- [OBJECTIVE] Every line of the data must be copied exactly.

** START RECORDS PROVIDED **

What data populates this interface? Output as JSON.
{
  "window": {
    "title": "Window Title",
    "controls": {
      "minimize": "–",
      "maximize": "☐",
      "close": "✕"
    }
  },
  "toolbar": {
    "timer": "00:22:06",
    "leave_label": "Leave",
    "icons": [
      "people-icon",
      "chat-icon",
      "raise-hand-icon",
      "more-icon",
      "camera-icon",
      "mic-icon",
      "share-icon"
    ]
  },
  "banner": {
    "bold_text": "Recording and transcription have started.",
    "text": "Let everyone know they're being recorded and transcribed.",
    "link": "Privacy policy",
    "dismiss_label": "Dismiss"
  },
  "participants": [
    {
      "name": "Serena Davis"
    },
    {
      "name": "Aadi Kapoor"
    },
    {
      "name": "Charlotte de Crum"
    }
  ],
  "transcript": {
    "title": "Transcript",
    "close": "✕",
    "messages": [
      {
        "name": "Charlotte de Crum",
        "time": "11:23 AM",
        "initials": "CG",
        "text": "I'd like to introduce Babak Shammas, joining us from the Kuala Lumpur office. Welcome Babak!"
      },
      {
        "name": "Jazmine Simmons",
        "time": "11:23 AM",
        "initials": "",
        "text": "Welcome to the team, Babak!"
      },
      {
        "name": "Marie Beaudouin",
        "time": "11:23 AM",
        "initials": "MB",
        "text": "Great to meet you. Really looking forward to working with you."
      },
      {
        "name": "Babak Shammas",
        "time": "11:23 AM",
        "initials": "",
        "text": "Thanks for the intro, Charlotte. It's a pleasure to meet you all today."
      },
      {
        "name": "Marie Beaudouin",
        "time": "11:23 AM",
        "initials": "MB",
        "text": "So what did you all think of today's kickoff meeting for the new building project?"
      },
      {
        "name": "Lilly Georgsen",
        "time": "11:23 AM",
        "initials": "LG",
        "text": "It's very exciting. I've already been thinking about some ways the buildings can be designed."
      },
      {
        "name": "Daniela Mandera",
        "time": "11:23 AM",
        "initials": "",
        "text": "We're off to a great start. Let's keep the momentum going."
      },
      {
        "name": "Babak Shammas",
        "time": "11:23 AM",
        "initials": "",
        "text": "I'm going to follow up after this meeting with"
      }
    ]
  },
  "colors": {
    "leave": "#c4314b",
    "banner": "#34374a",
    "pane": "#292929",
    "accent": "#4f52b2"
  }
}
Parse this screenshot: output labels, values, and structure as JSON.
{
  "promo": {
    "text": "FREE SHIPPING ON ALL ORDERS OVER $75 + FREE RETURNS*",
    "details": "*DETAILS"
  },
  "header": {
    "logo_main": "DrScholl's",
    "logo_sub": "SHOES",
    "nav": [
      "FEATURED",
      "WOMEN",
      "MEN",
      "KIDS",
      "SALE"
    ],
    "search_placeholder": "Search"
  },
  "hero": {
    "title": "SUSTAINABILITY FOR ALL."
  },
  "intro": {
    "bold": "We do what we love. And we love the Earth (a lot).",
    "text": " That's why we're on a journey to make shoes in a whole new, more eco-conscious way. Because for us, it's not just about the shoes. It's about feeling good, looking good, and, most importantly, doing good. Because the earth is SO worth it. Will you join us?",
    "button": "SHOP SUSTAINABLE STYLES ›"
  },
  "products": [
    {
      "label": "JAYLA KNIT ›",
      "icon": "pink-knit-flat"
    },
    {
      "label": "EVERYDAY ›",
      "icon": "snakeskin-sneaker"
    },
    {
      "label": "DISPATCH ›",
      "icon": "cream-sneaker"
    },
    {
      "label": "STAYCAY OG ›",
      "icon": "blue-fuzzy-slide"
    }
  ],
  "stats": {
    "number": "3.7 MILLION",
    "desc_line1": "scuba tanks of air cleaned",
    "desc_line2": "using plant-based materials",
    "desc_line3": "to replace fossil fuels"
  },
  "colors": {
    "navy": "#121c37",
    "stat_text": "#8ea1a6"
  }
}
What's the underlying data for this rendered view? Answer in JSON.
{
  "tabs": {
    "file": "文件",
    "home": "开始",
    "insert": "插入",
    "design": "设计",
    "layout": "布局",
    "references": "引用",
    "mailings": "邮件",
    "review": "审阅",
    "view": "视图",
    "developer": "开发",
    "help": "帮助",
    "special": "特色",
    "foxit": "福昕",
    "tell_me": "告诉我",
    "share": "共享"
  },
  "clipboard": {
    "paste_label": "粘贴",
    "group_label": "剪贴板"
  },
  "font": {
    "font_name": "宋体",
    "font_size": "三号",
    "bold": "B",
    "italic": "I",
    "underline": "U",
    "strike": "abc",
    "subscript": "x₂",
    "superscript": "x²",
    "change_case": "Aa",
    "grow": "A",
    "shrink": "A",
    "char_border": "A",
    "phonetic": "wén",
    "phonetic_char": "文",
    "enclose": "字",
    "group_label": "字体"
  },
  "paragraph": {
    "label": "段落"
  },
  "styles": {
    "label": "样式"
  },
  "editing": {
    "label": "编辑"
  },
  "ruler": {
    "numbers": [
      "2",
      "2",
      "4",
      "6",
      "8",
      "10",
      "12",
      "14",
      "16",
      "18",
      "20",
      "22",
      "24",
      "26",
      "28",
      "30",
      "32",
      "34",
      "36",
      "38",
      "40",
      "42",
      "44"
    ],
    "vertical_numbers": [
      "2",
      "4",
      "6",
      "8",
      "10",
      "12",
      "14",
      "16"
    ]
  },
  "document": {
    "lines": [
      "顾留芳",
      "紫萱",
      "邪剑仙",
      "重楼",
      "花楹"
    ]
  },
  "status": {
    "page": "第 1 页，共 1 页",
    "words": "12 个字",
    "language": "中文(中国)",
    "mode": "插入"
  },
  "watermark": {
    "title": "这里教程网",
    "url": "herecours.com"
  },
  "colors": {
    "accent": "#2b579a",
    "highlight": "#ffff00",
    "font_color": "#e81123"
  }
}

** END RECORDS PROVIDED **

- [EXERCISE ANSWER]
What data populates this interface? Output as JSON.
{
  "window": {
    "title": "Window Title",
    "controls": {
      "minimize": "–",
      "maximize": "☐",
      "close": "✕"
    }
  },
  "toolbar": {
    "timer": "00:22:06",
    "leave_label": "Leave",
    "icons": [
      "people-icon",
      "chat-icon",
      "raise-hand-icon",
      "more-icon",
      "camera-icon",
      "mic-icon",
      "share-icon"
    ]
  },
  "banner": {
    "bold_text": "Recording and transcription have started.",
    "text": "Let everyone know they're being recorded and transcribed.",
    "link": "Privacy policy",
    "dismiss_label": "Dismiss"
  },
  "participants": [
    {
      "name": "Serena Davis"
    },
    {
      "name": "Aadi Kapoor"
    },
    {
      "name": "Charlotte de Crum"
    }
  ],
  "transcript": {
    "title": "Transcript",
    "close": "✕",
    "messages": [
      {
        "name": "Charlotte de Crum",
        "time": "11:23 AM",
        "initials": "CG",
        "text": "I'd like to introduce Babak Shammas, joining us from the Kuala Lumpur office. Welcome Babak!"
      },
      {
        "name": "Jazmine Simmons",
        "time": "11:23 AM",
        "initials": "",
        "text": "Welcome to the team, Babak!"
      },
      {
        "name": "Marie Beaudouin",
        "time": "11:23 AM",
        "initials": "MB",
        "text": "Great to meet you. Really looking forward to working with you."
      },
      {
        "name": "Babak Shammas",
        "time": "11:23 AM",
        "initials": "",
        "text": "Thanks for the intro, Charlotte. It's a pleasure to meet you all today."
      },
      {
        "name": "Marie Beaudouin",
        "time": "11:23 AM",
        "initials": "MB",
        "text": "So what did you all think of today's kickoff meeting for the new building project?"
      },
      {
        "name": "Lilly Georgsen",
        "time": "11:23 AM",
        "initials": "LG",
        "text": "It's very exciting. I've already been thinking about some ways the buildings can be designed."
      },
      {
        "name": "Daniela Mandera",
        "time": "11:23 AM",
        "initials": "",
        "text": "We're off to a great start. Let's keep the momentum going."
      },
      {
        "name": "Babak Shammas",
        "time": "11:23 AM",
        "initials": "",
        "text": "I'm going to follow up after this meeting with"
      }
    ]
  },
  "colors": {
    "leave": "#c4314b",
    "banner": "#34374a",
    "pane": "#292929",
    "accent": "#4f52b2"
  }
}
Parse this screenshot: output labels, values, and structure as JSON.
{
  "promo": {
    "text": "FREE SHIPPING ON ALL ORDERS OVER $75 + FREE RETURNS*",
    "details": "*DETAILS"
  },
  "header": {
    "logo_main": "DrScholl's",
    "logo_sub": "SHOES",
    "nav": [
      "FEATURED",
      "WOMEN",
      "MEN",
      "KIDS",
      "SALE"
    ],
    "search_placeholder": "Search"
  },
  "hero": {
    "title": "SUSTAINABILITY FOR ALL."
  },
  "intro": {
    "bold": "We do what we love. And we love the Earth (a lot).",
    "text": " That's why we're on a journey to make shoes in a whole new, more eco-conscious way. Because for us, it's not just about the shoes. It's about feeling good, looking good, and, most importantly, doing good. Because the earth is SO worth it. Will you join us?",
    "button": "SHOP SUSTAINABLE STYLES ›"
  },
  "products": [
    {
      "label": "JAYLA KNIT ›",
      "icon": "pink-knit-flat"
    },
    {
      "label": "EVERYDAY ›",
      "icon": "snakeskin-sneaker"
    },
    {
      "label": "DISPATCH ›",
      "icon": "cream-sneaker"
    },
    {
      "label": "STAYCAY OG ›",
      "icon": "blue-fuzzy-slide"
    }
  ],
  "stats": {
    "number": "3.7 MILLION",
    "desc_line1": "scuba tanks of air cleaned",
    "desc_line2": "using plant-based materials",
    "desc_line3": "to replace fossil fuels"
  },
  "colors": {
    "navy": "#121c37",
    "stat_text": "#8ea1a6"
  }
}
What's the underlying data for this rendered view? Answer in JSON.
{
  "tabs": {
    "file": "文件",
    "home": "开始",
    "insert": "插入",
    "design": "设计",
    "layout": "布局",
    "references": "引用",
    "mailings": "邮件",
    "review": "审阅",
    "view": "视图",
    "developer": "开发",
    "help": "帮助",
    "special": "特色",
    "foxit": "福昕",
    "tell_me": "告诉我",
    "share": "共享"
  },
  "clipboard": {
    "paste_label": "粘贴",
    "group_label": "剪贴板"
  },
  "font": {
    "font_name": "宋体",
    "font_size": "三号",
    "bold": "B",
    "italic": "I",
    "underline": "U",
    "strike": "abc",
    "subscript": "x₂",
    "superscript": "x²",
    "change_case": "Aa",
    "grow": "A",
    "shrink": "A",
    "char_border": "A",
    "phonetic": "wén",
    "phonetic_char": "文",
    "enclose": "字",
    "group_label": "字体"
  },
  "paragraph": {
    "label": "段落"
  },
  "styles": {
    "label": "样式"
  },
  "editing": {
    "label": "编辑"
  },
  "ruler": {
    "numbers": [
      "2",
      "2",
      "4",
      "6",
      "8",
      "10",
      "12",
      "14",
      "16",
      "18",
      "20",
      "22",
      "24",
      "26",
      "28",
      "30",
      "32",
      "34",
      "36",
      "38",
      "40",
      "42",
      "44"
    ],
    "vertical_numbers": [
      "2",
      "4",
      "6",
      "8",
      "10",
      "12",
      "14",
      "16"
    ]
  },
  "document": {
    "lines": [
      "顾留芳",
      "紫萱",
      "邪剑仙",
      "重楼",
      "花楹"
    ]
  },
  "status": {
    "page": "第 1 页，共 1 页",
    "words": "12 个字",
    "language": "中文(中国)",
    "mode": "插入"
  },
  "watermark": {
    "title": "这里教程网",
    "url": "herecours.com"
  },
  "colors": {
    "accent": "#2b579a",
    "highlight": "#ffff00",
    "font_color": "#e81123"
  }
}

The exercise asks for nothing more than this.